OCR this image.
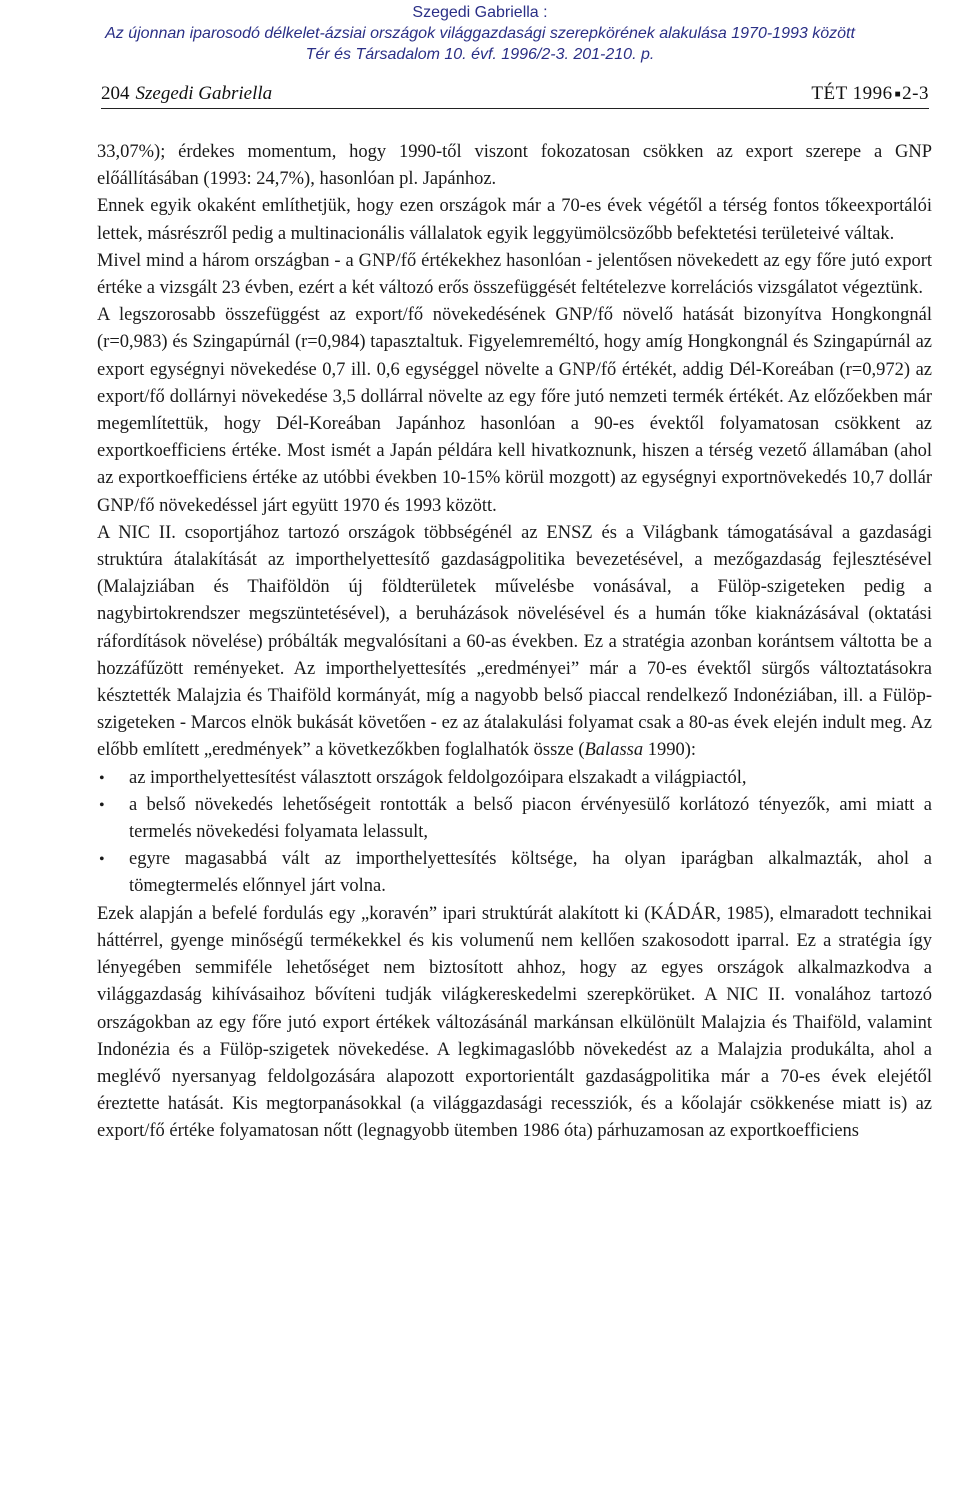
Szegedi Gabriella :
Az újonnan iparosodó délkelet-ázsiai országok világgazdasági szerepkörének alakulása 1970-1993 között
Tér és Társadalom 10. évf. 1996/2-3. 201-210. p.
204 Szegedi Gabriella	TÉT 1996 ■2-3

33,07%); érdekes momentum, hogy 1990-től viszont fokozatosan csökken az export szerepe a GNP előállításában (1993: 24,7%), hasonlóan pl. Japánhoz.

Ennek egyik okaként említhetjük, hogy ezen országok már a 70-es évek végétől a térség fontos tőkeexportálói lettek, másrészről pedig a multinacionális vállalatok egyik leggyümölcsözőbb befektetési területeivé váltak.

Mivel mind a három országban - a GNP/fő értékekhez hasonlóan - jelentősen növekedett az egy főre jutó export értéke a vizsgált 23 évben, ezért a két változó erős összefüggését feltételezve korrelációs vizsgálatot végeztünk.

A legszorosabb összefüggést az export/fő növekedésének GNP/fő növelő hatását bizonyítva Hongkongnál (r=0,983) és Szingapúrnál (r=0,984) tapasztaltuk. Figyelemreméltó, hogy amíg Hongkongnál és Szingapúrnál az export egységnyi növekedése 0,7 ill. 0,6 egységgel növelte a GNP/fő értékét, addig Dél-Koreában (r=0,972) az export/fő dollárnyi növekedése 3,5 dollárral növelte az egy főre jutó nemzeti termék értékét. Az előzőekben már megemlítettük, hogy Dél-Koreában Japánhoz hasonlóan a 90-es évektől folyamatosan csökkent az exportkoefficiens értéke. Most ismét a Japán példára kell hivatkoznunk, hiszen a térség vezető államában (ahol az exportkoefficiens értéke az utóbbi években 10-15% körül mozgott) az egységnyi exportnövekedés 10,7 dollár GNP/fő növekedéssel járt együtt 1970 és 1993 között.

A NIC II. csoportjához tartozó országok többségénél az ENSZ és a Világbank támogatásával a gazdasági struktúra átalakítását az importhelyettesítő gazdaságpolitika bevezetésével, a mezőgazdaság fejlesztésével (Malajziában és Thaiföldön új földterületek művelésbe vonásával, a Fülöp-szigeteken pedig a nagybirtokrendszer megszüntetésével), a beruházások növelésével és a humán tőke kiaknázásával (oktatási ráfordítások növelése) próbálták megvalósítani a 60-as években. Ez a stratégia azonban korántsem váltotta be a hozzáfűzött reményeket. Az importhelyettesítés „eredményei” már a 70-es évektől sürgős változtatásokra késztették Malajzia és Thaiföld kormányát, míg a nagyobb belső piaccal rendelkező Indonéziában, ill. a Fülöp-szigeteken - Marcos elnök bukását követően - ez az átalakulási folyamat csak a 80-as évek elején indult meg. Az előbb említett „eredmények” a következőkben foglalhatók össze (Balassa 1990):

• az importhelyettesítést választott országok feldolgozóipara elszakadt a világpiactól,
• a belső növekedés lehetőségeit rontották a belső piacon érvényesülő korlátozó tényezők, ami miatt a termelés növekedési folyamata lelassult,
• egyre magasabbá vált az importhelyettesítés költsége, ha olyan iparágban alkalmazták, ahol a tömegtermelés előnnyel járt volna.

Ezek alapján a befelé fordulás egy „koravén” ipari struktúrát alakított ki (KÁDÁR, 1985), elmaradott technikai háttérrel, gyenge minőségű termékekkel és kis volumenű nem kellően szakosodott iparral. Ez a stratégia így lényegében semmiféle lehetőséget nem biztosított ahhoz, hogy az egyes országok alkalmazkodva a világgazdaság kihívásaihoz bővíteni tudják világkereskedelmi szerepkörüket. A NIC II. vonalához tartozó országokban az egy főre jutó export értékek változásánál markánsan elkülönült Malajzia és Thaiföld, valamint Indonézia és a Fülöp-szigetek növekedése. A legkimagaslóbb növekedést az a Malajzia produkálta, ahol a meglévő nyersanyag feldolgozására alapozott exportorientált gazdaságpolitika már a 70-es évek elejétől éreztette hatását. Kis megtorpanásokkal (a világgazdasági recessziók, és a kőolajár csökkenése miatt is) az export/fő értéke folyamatosan nőtt (legnagyobb ütemben 1986 óta) párhuzamosan az exportkoefficiens
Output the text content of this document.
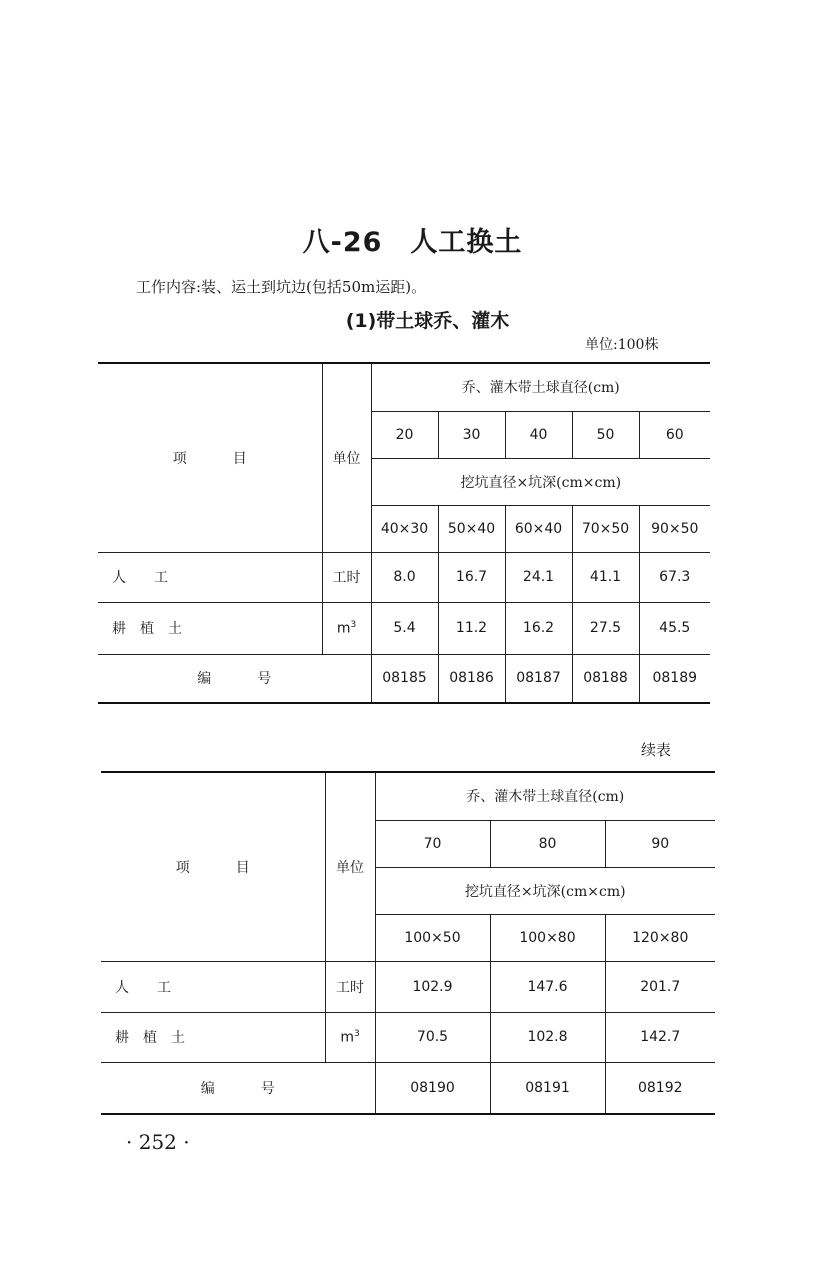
八-26 人工换土
工作内容:装、运土到坑边(包括50m运距)。
(1)带土球乔、灌木
单位:100株
项目	单位	乔、灌木带土球直径(cm)				
		20	30	40	50	60
		挖坑直径×坑深(cm×cm)				
		40×30	50×40	60×40	70×50	90×50
人工	工时	8.0	16.7	24.1	41.1	67.3
耕植土	$m^3$	5.4	11.2	16.2	27.5	45.5
编号		08185	08186	08187	08188	08189
续表
项目	单位	乔、灌木带土球直径(cm)		
		70	80	90
		挖坑直径×坑深(cm×cm)		
		100×50	100×80	120×80
人工	工时	102.9	147.6	201.7
耕植土	$m^3$	70.5	102.8	142.7
编号		08190	08191	08192
· 252 ·
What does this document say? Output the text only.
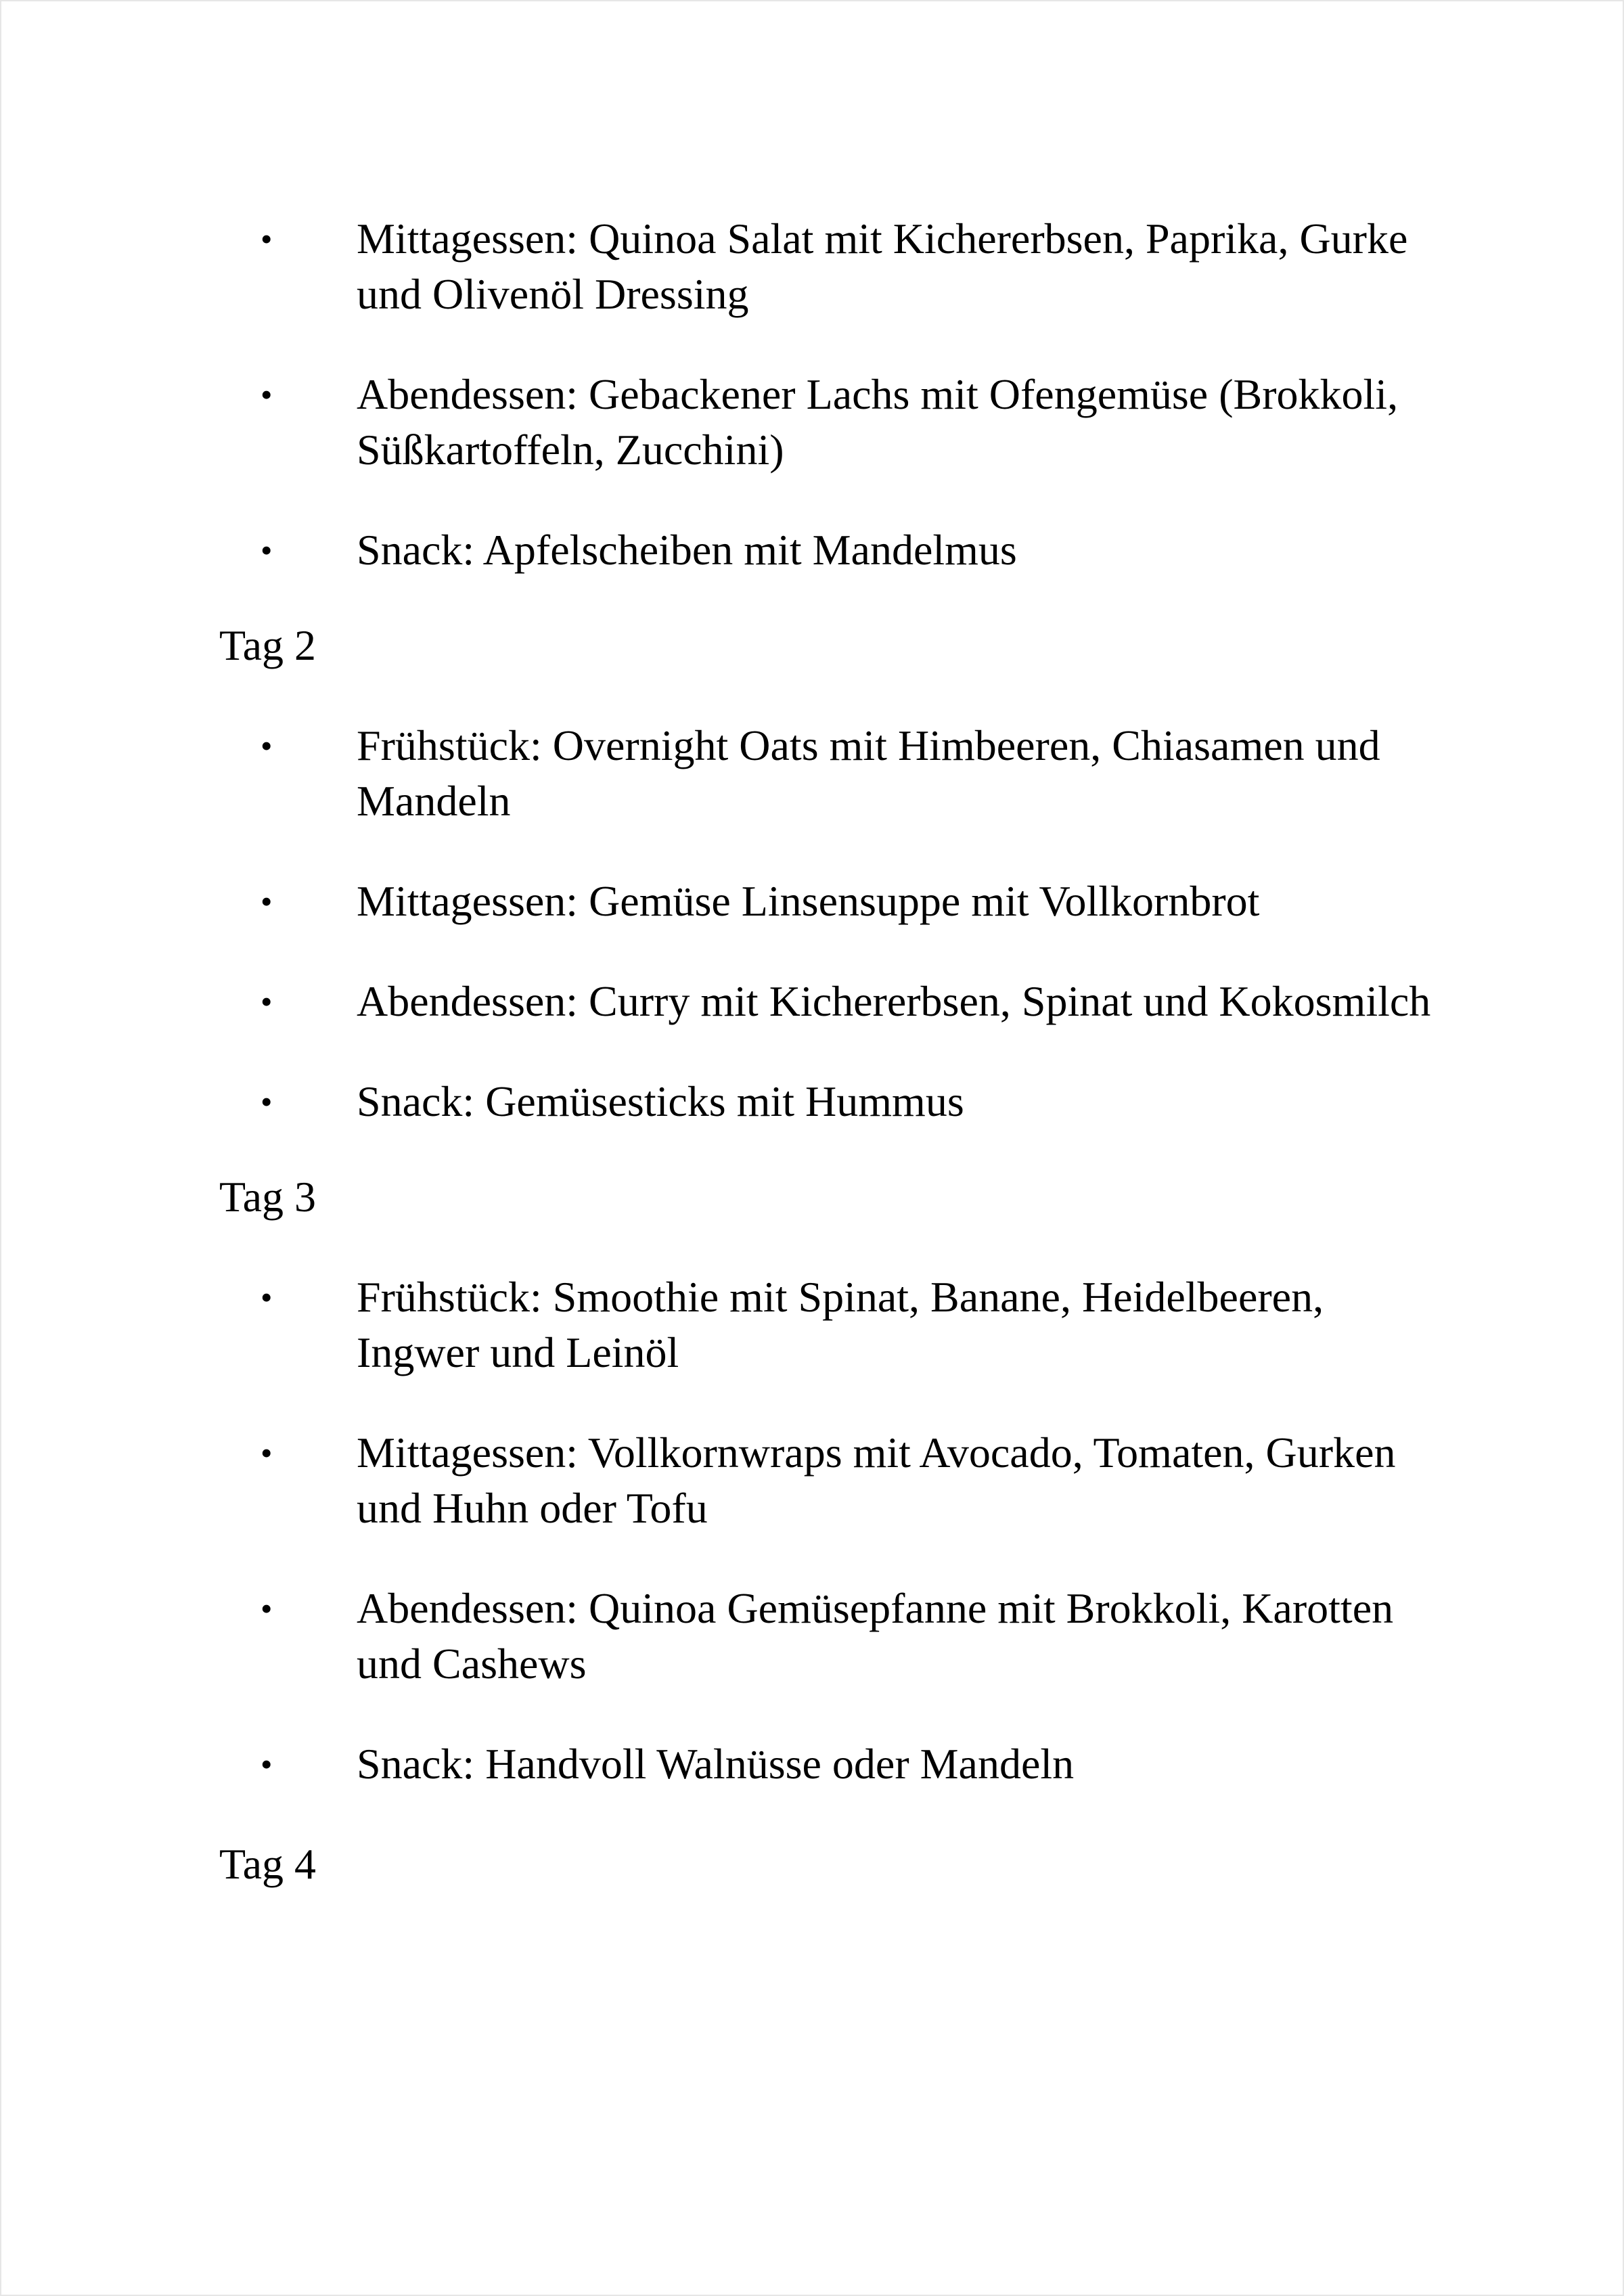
• Mittagessen: Quinoa Salat mit Kichererbsen, Paprika, Gurke und Olivenöl Dressing
• Abendessen: Gebackener Lachs mit Ofengemüse (Brokkoli, Süßkartoffeln, Zucchini)
• Snack: Apfelscheiben mit Mandelmus
Tag 2
• Frühstück: Overnight Oats mit Himbeeren, Chiasamen und Mandeln
• Mittagessen: Gemüse Linsensuppe mit Vollkornbrot
• Abendessen: Curry mit Kichererbsen, Spinat und Kokosmilch
• Snack: Gemüsesticks mit Hummus
Tag 3
• Frühstück: Smoothie mit Spinat, Banane, Heidelbeeren, Ingwer und Leinöl
• Mittagessen: Vollkornwraps mit Avocado, Tomaten, Gurken und Huhn oder Tofu
• Abendessen: Quinoa Gemüsepfanne mit Brokkoli, Karotten und Cashews
• Snack: Handvoll Walnüsse oder Mandeln
Tag 4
_ _ _
* [YOUR OBJECTIVE] Pull every line holding "Szegedi" out of the records.

* [EXERCISE ANSWER]
Szegedi Gabriella :
204 Szegedi Gabriella	TÉT 1996 ■2-3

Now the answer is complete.